Data:
================================
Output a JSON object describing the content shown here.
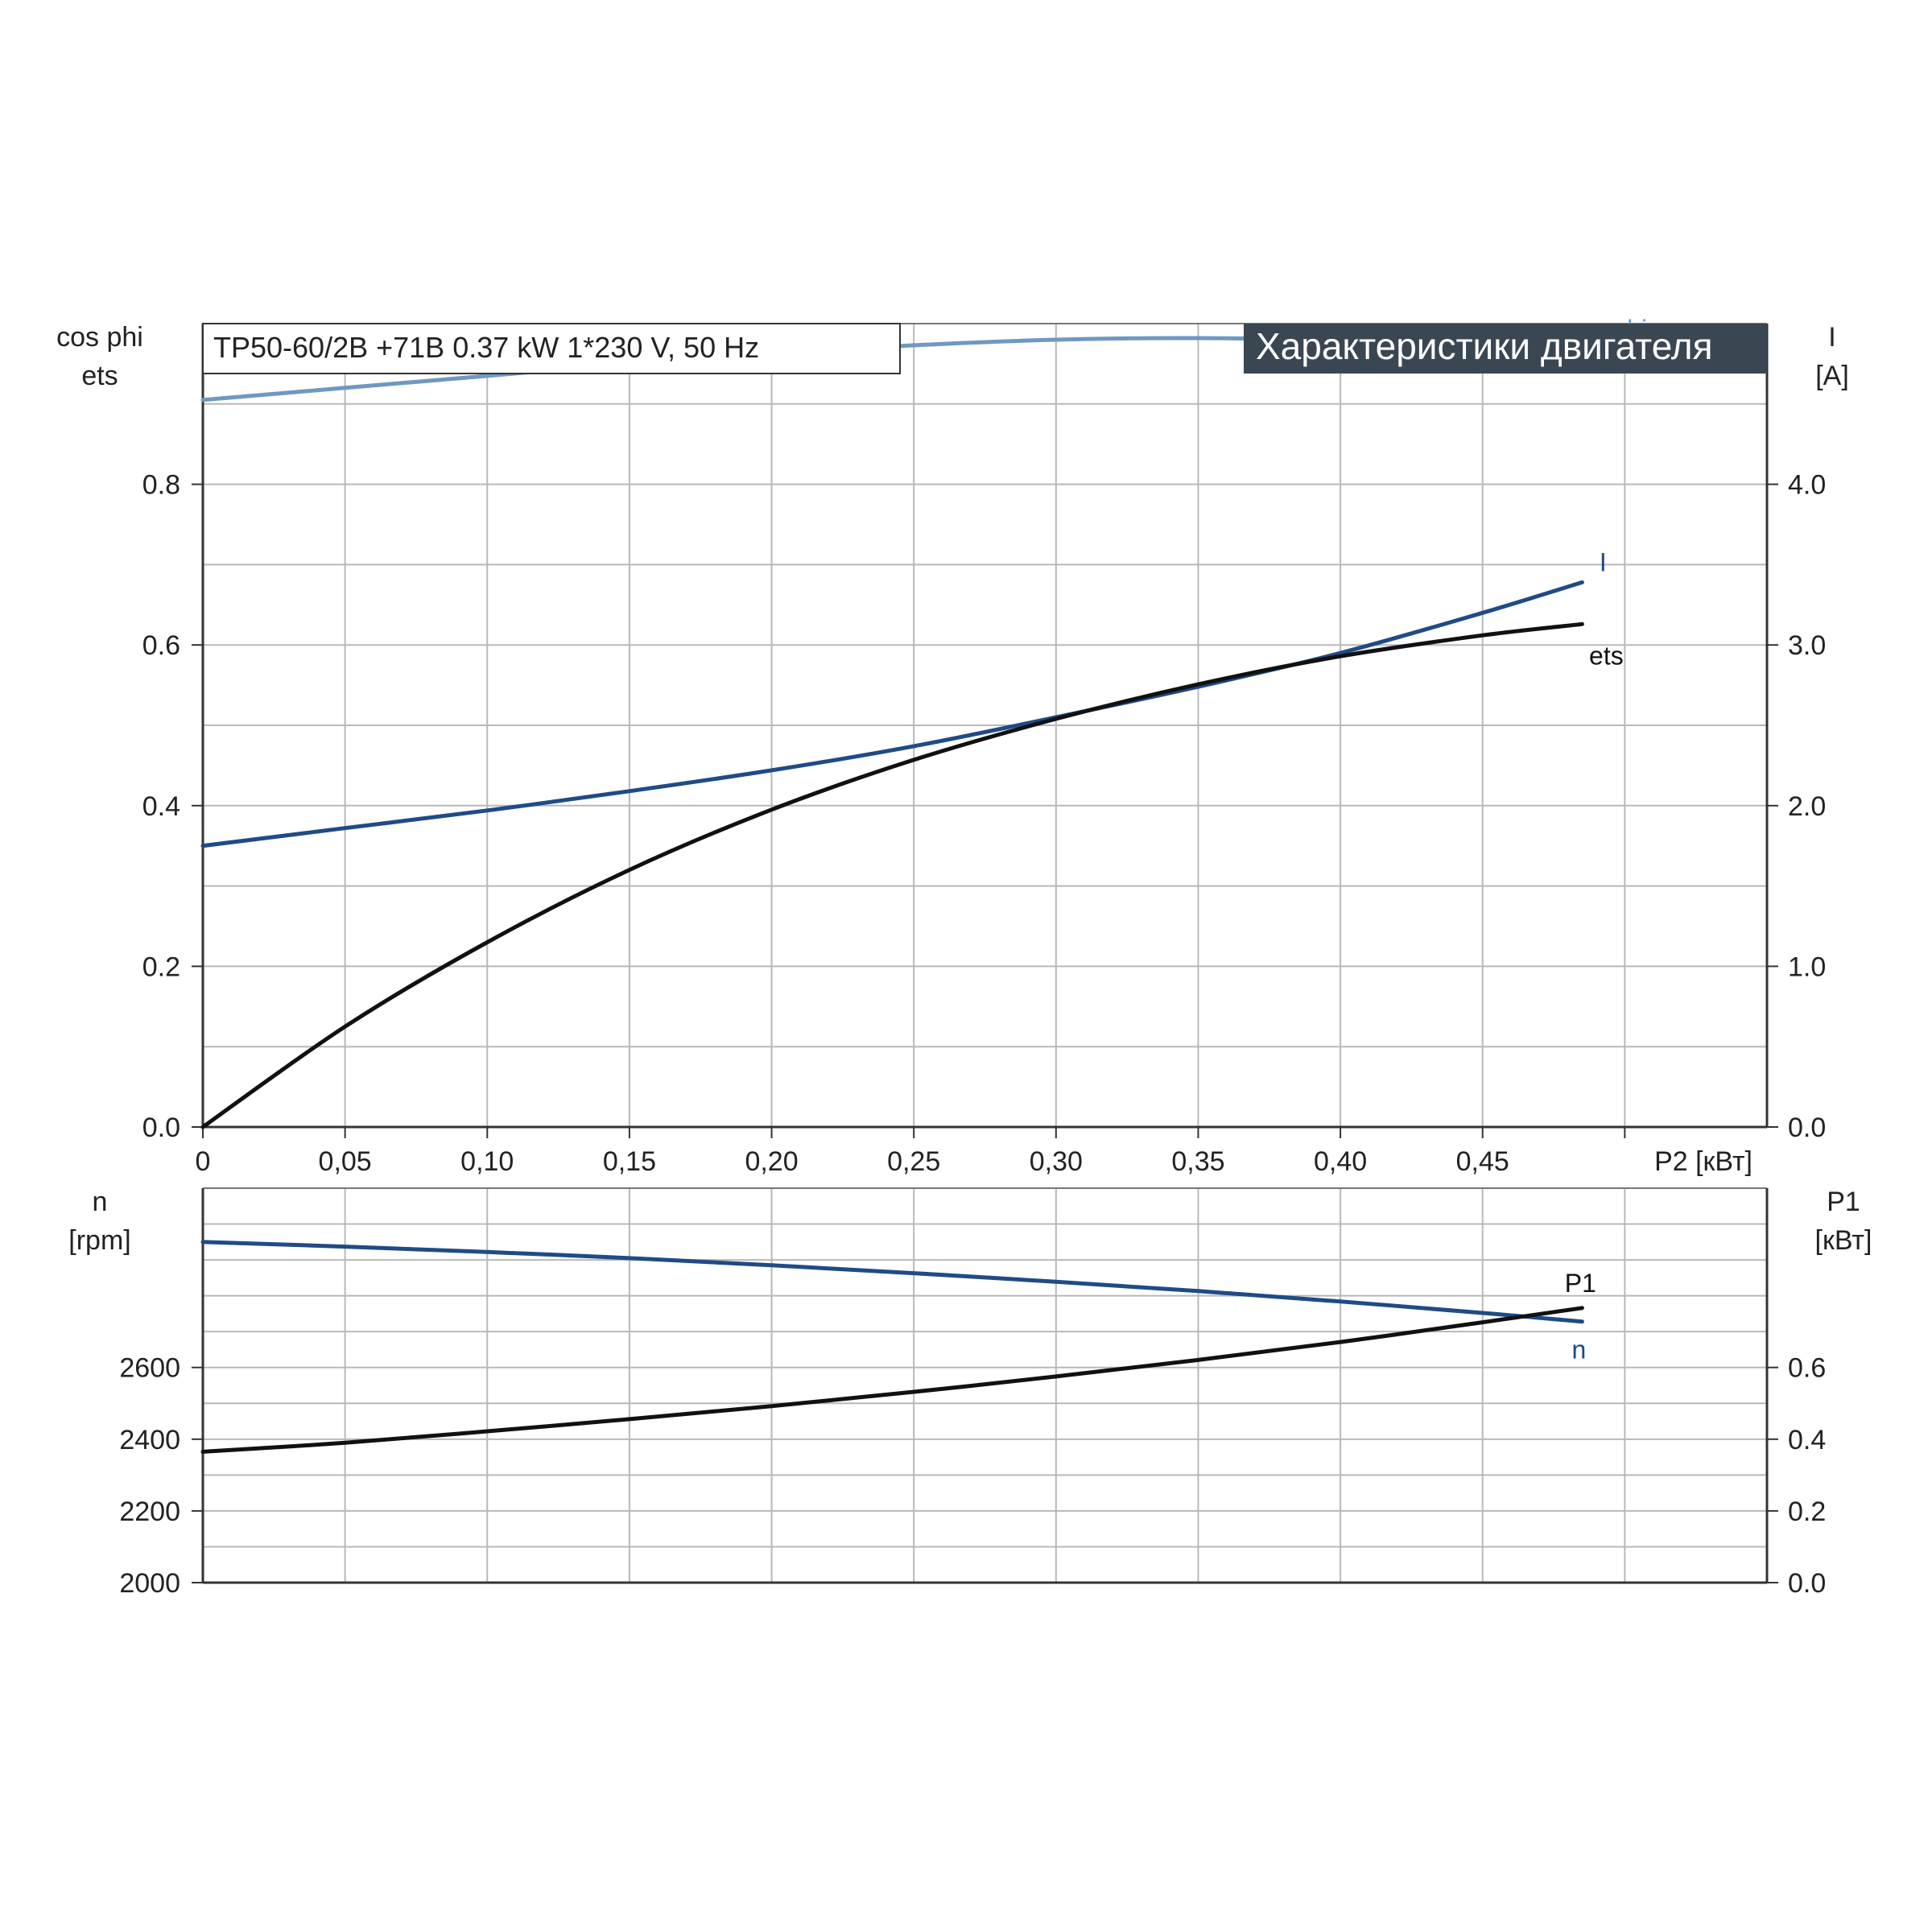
{
  "model_label": "TP50-60/2B +71B   0.37 kW   1*230 V, 50 Hz",
  "title": "Характеристики двигателя",
  "colors": {
    "cosphi": "#6f98c2",
    "current": "#1f4b86",
    "ets": "#111111",
    "speed": "#1f4b86",
    "p1": "#111111",
    "grid": "#b8b8b8",
    "title_bg": "#3b4653"
  },
  "chart_data": [
    {
      "type": "line",
      "x": [
        0,
        0.05,
        0.1,
        0.15,
        0.2,
        0.25,
        0.3,
        0.35,
        0.4,
        0.45,
        0.485
      ],
      "xlabel": "P2 [кВт]",
      "x_ticks": [
        "0",
        "0,05",
        "0,10",
        "0,15",
        "0,20",
        "0,25",
        "0,30",
        "0,35",
        "0,40",
        "0,45"
      ],
      "xlim": [
        0,
        0.55
      ],
      "left_axis": {
        "label_lines": [
          "cos phi",
          "ets"
        ],
        "ylim": [
          0,
          1.0
        ],
        "ticks": [
          "0.0",
          "0.2",
          "0.4",
          "0.6",
          "0.8"
        ]
      },
      "right_axis": {
        "label_lines": [
          "I",
          "[A]"
        ],
        "ylim": [
          0,
          5.0
        ],
        "ticks": [
          "0.0",
          "1.0",
          "2.0",
          "3.0",
          "4.0"
        ]
      },
      "grid": true,
      "series": [
        {
          "name": "cos phi",
          "axis": "left",
          "values": [
            0.905,
            0.92,
            0.935,
            0.95,
            0.963,
            0.973,
            0.98,
            0.982,
            0.979,
            0.975,
            0.97
          ]
        },
        {
          "name": "I",
          "axis": "right",
          "values": [
            1.75,
            1.86,
            1.97,
            2.09,
            2.22,
            2.37,
            2.55,
            2.74,
            2.95,
            3.2,
            3.39
          ]
        },
        {
          "name": "ets",
          "axis": "left",
          "values": [
            0.0,
            0.125,
            0.23,
            0.32,
            0.395,
            0.457,
            0.508,
            0.551,
            0.586,
            0.612,
            0.626
          ]
        }
      ]
    },
    {
      "type": "line",
      "x": [
        0,
        0.05,
        0.1,
        0.15,
        0.2,
        0.25,
        0.3,
        0.35,
        0.4,
        0.45,
        0.485
      ],
      "xlim": [
        0,
        0.55
      ],
      "left_axis": {
        "label_lines": [
          "n",
          "[rpm]"
        ],
        "ylim": [
          2000,
          3100
        ],
        "ticks": [
          "2000",
          "2200",
          "2400",
          "2600"
        ]
      },
      "right_axis": {
        "label_lines": [
          "P1",
          "[кВт]"
        ],
        "ylim": [
          0,
          1.1
        ],
        "ticks": [
          "0.0",
          "0.2",
          "0.4",
          "0.6"
        ]
      },
      "grid": true,
      "series": [
        {
          "name": "n",
          "axis": "left",
          "values": [
            2950,
            2937,
            2922,
            2905,
            2885,
            2863,
            2839,
            2813,
            2784,
            2752,
            2728
          ]
        },
        {
          "name": "P1",
          "axis": "right",
          "values": [
            0.365,
            0.39,
            0.422,
            0.456,
            0.492,
            0.532,
            0.575,
            0.621,
            0.671,
            0.726,
            0.766
          ]
        }
      ]
    }
  ]
}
================================
Instruction:
Pick out the lines that have the word "name". Copy them all.

Written solution:
          "name": "cos phi",
          "name": "I",
          "name": "ets",
          "name": "n",
          "name": "P1",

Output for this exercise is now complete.